**YOUR INSTRUCTIONS:** Separate out the lines that hold "gone".

★ ★ ★

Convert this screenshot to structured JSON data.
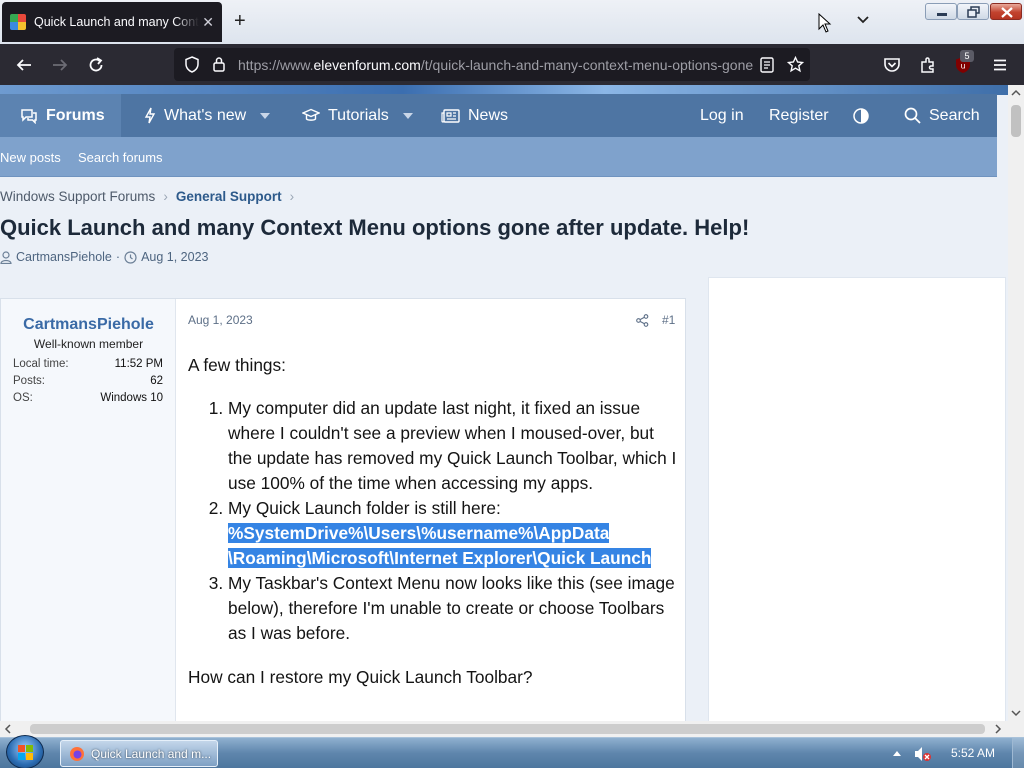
{
  "browser": {
    "tab_title": "Quick Launch and many Conte",
    "url_prefix": "https://www.",
    "url_domain": "elevenforum.com",
    "url_path": "/t/quick-launch-and-many-context-menu-options-gone",
    "extension_badge": "5"
  },
  "forum_nav": {
    "forums": "Forums",
    "whats_new": "What's new",
    "tutorials": "Tutorials",
    "news": "News",
    "login": "Log in",
    "register": "Register",
    "search": "Search"
  },
  "sub_nav": {
    "new_posts": "New posts",
    "search_forums": "Search forums"
  },
  "breadcrumb": {
    "root": "Windows Support Forums",
    "current": "General Support"
  },
  "thread": {
    "title": "Quick Launch and many Context Menu options gone after update. Help!",
    "author": "CartmansPiehole",
    "date": "Aug 1, 2023"
  },
  "post": {
    "username": "CartmansPiehole",
    "user_title": "Well-known member",
    "local_time_label": "Local time:",
    "local_time": "11:52 PM",
    "posts_label": "Posts:",
    "posts": "62",
    "os_label": "OS:",
    "os": "Windows 10",
    "date": "Aug 1, 2023",
    "number": "#1",
    "intro": "A few things:",
    "item1": "My computer did an update last night, it fixed an issue where I couldn't see a preview when I moused-over, but the update has removed my Quick Launch Toolbar, which I use 100% of the time when accessing my apps.",
    "item2": "My Quick Launch folder is still here:",
    "item2_path_line1": "%SystemDrive%\\Users\\%username%\\AppData",
    "item2_path_line2": "\\Roaming\\Microsoft\\Internet Explorer\\Quick Launch",
    "item3": "My Taskbar's Context Menu now looks like this (see image below), therefore I'm unable to create or choose Toolbars as I was before.",
    "question": "How can I restore my Quick Launch Toolbar?"
  },
  "taskbar": {
    "task_label": "Quick Launch and m...",
    "clock": "5:52 AM"
  },
  "colors": {
    "nav_bar": "#4e75a3",
    "sub_nav": "#7fa2cc",
    "highlight": "#3584e4",
    "username": "#3a6aa6"
  }
}
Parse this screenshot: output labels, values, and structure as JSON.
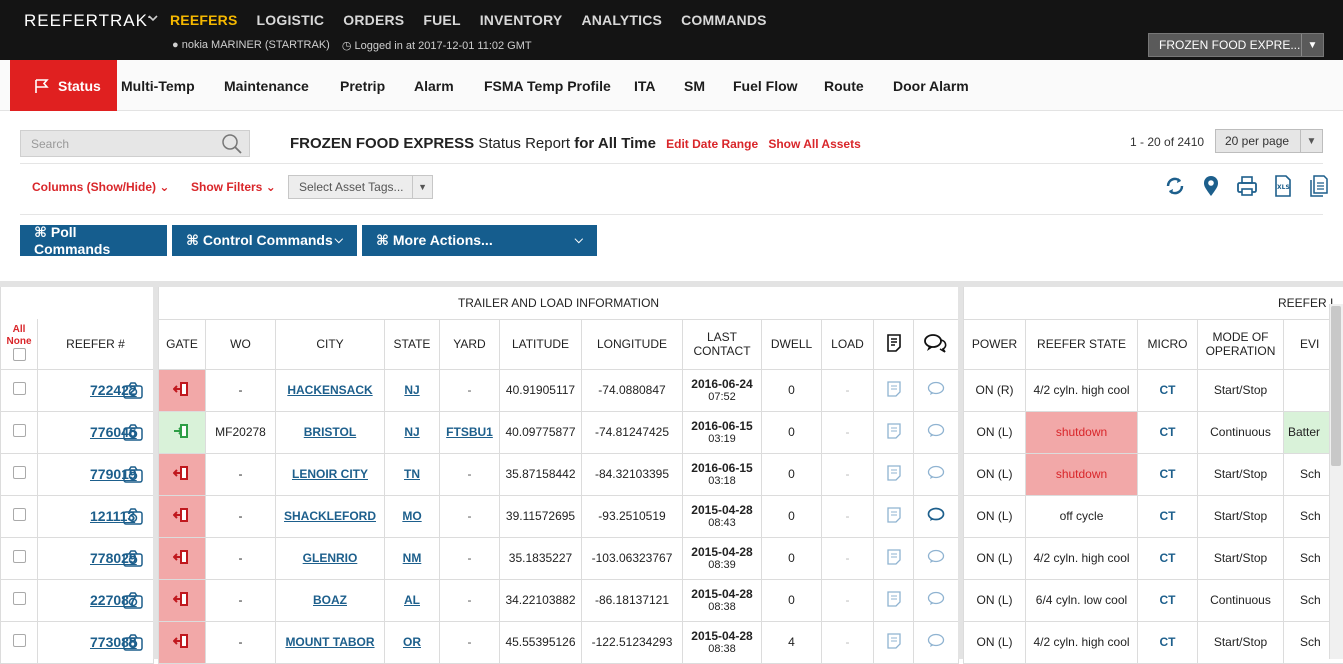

★ ★ ★

**OUTPUT FOR THIS EXERCISE:**
    "url_path": "/t/quick-launch-and-many-context-menu-options-gone",
    "title": "Quick Launch and many Context Menu options gone after update. Help!",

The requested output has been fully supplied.